_SET PROBLEM_: Your task is to repeat the entries exactly. Leave the pictures out.

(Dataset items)

━━━

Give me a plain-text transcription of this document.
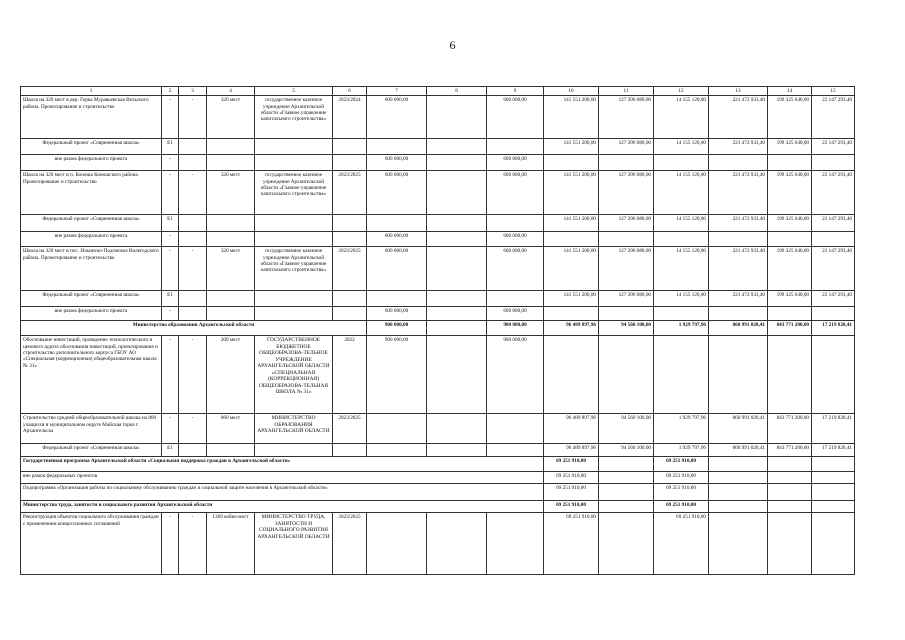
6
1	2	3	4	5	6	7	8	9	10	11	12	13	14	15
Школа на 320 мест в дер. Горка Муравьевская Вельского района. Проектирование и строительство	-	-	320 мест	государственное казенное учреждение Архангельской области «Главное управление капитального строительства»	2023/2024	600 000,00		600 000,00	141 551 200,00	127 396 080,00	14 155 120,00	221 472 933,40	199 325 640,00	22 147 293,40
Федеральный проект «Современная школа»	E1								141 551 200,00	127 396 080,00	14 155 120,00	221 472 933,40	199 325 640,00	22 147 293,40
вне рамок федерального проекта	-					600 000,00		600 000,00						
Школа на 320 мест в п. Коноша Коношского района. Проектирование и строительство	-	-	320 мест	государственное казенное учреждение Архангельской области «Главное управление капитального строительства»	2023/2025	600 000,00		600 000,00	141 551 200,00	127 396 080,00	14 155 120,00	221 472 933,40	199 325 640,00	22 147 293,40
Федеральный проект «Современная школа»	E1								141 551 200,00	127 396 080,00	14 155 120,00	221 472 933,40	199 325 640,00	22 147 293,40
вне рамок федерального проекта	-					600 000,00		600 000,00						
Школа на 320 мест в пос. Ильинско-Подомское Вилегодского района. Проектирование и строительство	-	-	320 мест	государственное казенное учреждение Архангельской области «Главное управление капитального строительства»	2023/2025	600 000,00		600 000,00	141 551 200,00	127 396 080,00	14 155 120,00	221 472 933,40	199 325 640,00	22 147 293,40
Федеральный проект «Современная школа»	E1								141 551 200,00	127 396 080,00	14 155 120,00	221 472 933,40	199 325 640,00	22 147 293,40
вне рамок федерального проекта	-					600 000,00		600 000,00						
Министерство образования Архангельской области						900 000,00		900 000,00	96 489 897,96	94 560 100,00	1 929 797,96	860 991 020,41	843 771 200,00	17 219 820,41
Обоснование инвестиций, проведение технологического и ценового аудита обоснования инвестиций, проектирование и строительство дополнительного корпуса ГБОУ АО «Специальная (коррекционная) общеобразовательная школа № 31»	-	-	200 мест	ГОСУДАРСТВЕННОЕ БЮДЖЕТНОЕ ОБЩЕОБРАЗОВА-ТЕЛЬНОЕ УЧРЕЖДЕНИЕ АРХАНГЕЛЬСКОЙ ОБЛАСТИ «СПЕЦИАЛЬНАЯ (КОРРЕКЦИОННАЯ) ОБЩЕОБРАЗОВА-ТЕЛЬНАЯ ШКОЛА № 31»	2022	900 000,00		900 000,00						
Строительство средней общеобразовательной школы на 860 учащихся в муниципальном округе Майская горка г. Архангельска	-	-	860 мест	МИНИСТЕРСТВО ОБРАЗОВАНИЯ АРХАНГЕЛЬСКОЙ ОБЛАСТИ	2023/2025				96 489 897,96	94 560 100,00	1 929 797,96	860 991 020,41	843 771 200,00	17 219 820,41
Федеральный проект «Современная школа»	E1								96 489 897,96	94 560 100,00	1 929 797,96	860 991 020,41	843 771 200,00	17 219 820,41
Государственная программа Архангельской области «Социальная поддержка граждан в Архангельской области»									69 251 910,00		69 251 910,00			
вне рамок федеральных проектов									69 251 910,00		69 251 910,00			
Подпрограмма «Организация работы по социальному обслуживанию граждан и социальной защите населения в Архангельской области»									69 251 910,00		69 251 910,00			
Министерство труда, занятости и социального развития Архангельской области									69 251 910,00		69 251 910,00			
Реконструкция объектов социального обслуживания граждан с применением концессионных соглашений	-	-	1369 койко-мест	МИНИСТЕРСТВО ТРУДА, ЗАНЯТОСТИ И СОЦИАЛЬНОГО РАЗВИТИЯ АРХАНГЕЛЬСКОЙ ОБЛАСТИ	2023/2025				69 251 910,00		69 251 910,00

━━━

_RESULT OF THE EXERCISE_:
Give me a plain-text transcription of this document.
6
1	2	3	4	5	6	7	8	9	10	11	12	13	14	15
Школа на 320 мест в дер. Горка Муравьевская Вельского района. Проектирование и строительство	-	-	320 мест	государственное казенное учреждение Архангельской области «Главное управление капитального строительства»	2023/2024	600 000,00		600 000,00	141 551 200,00	127 396 080,00	14 155 120,00	221 472 933,40	199 325 640,00	22 147 293,40
Федеральный проект «Современная школа»	E1								141 551 200,00	127 396 080,00	14 155 120,00	221 472 933,40	199 325 640,00	22 147 293,40
вне рамок федерального проекта	-					600 000,00		600 000,00						
Школа на 320 мест в п. Коноша Коношского района. Проектирование и строительство	-	-	320 мест	государственное казенное учреждение Архангельской области «Главное управление капитального строительства»	2023/2025	600 000,00		600 000,00	141 551 200,00	127 396 080,00	14 155 120,00	221 472 933,40	199 325 640,00	22 147 293,40
Федеральный проект «Современная школа»	E1								141 551 200,00	127 396 080,00	14 155 120,00	221 472 933,40	199 325 640,00	22 147 293,40
вне рамок федерального проекта	-					600 000,00		600 000,00						
Школа на 320 мест в пос. Ильинско-Подомское Вилегодского района. Проектирование и строительство	-	-	320 мест	государственное казенное учреждение Архангельской области «Главное управление капитального строительства»	2023/2025	600 000,00		600 000,00	141 551 200,00	127 396 080,00	14 155 120,00	221 472 933,40	199 325 640,00	22 147 293,40
Федеральный проект «Современная школа»	E1								141 551 200,00	127 396 080,00	14 155 120,00	221 472 933,40	199 325 640,00	22 147 293,40
вне рамок федерального проекта	-					600 000,00		600 000,00						
Министерство образования Архангельской области						900 000,00		900 000,00	96 489 897,96	94 560 100,00	1 929 797,96	860 991 020,41	843 771 200,00	17 219 820,41
Обоснование инвестиций, проведение технологического и ценового аудита обоснования инвестиций, проектирование и строительство дополнительного корпуса ГБОУ АО «Специальная (коррекционная) общеобразовательная школа № 31»	-	-	200 мест	ГОСУДАРСТВЕННОЕ БЮДЖЕТНОЕ ОБЩЕОБРАЗОВА-ТЕЛЬНОЕ УЧРЕЖДЕНИЕ АРХАНГЕЛЬСКОЙ ОБЛАСТИ «СПЕЦИАЛЬНАЯ (КОРРЕКЦИОННАЯ) ОБЩЕОБРАЗОВА-ТЕЛЬНАЯ ШКОЛА № 31»	2022	900 000,00		900 000,00						
Строительство средней общеобразовательной школы на 860 учащихся в муниципальном округе Майская горка г. Архангельска	-	-	860 мест	МИНИСТЕРСТВО ОБРАЗОВАНИЯ АРХАНГЕЛЬСКОЙ ОБЛАСТИ	2023/2025				96 489 897,96	94 560 100,00	1 929 797,96	860 991 020,41	843 771 200,00	17 219 820,41
Федеральный проект «Современная школа»	E1								96 489 897,96	94 560 100,00	1 929 797,96	860 991 020,41	843 771 200,00	17 219 820,41
Государственная программа Архангельской области «Социальная поддержка граждан в Архангельской области»									69 251 910,00		69 251 910,00			
вне рамок федеральных проектов									69 251 910,00		69 251 910,00			
Подпрограмма «Организация работы по социальному обслуживанию граждан и социальной защите населения в Архангельской области»									69 251 910,00		69 251 910,00			
Министерство труда, занятости и социального развития Архангельской области									69 251 910,00		69 251 910,00			
Реконструкция объектов социального обслуживания граждан с применением концессионных соглашений	-	-	1369 койко-мест	МИНИСТЕРСТВО ТРУДА, ЗАНЯТОСТИ И СОЦИАЛЬНОГО РАЗВИТИЯ АРХАНГЕЛЬСКОЙ ОБЛАСТИ	2023/2025				69 251 910,00		69 251 910,00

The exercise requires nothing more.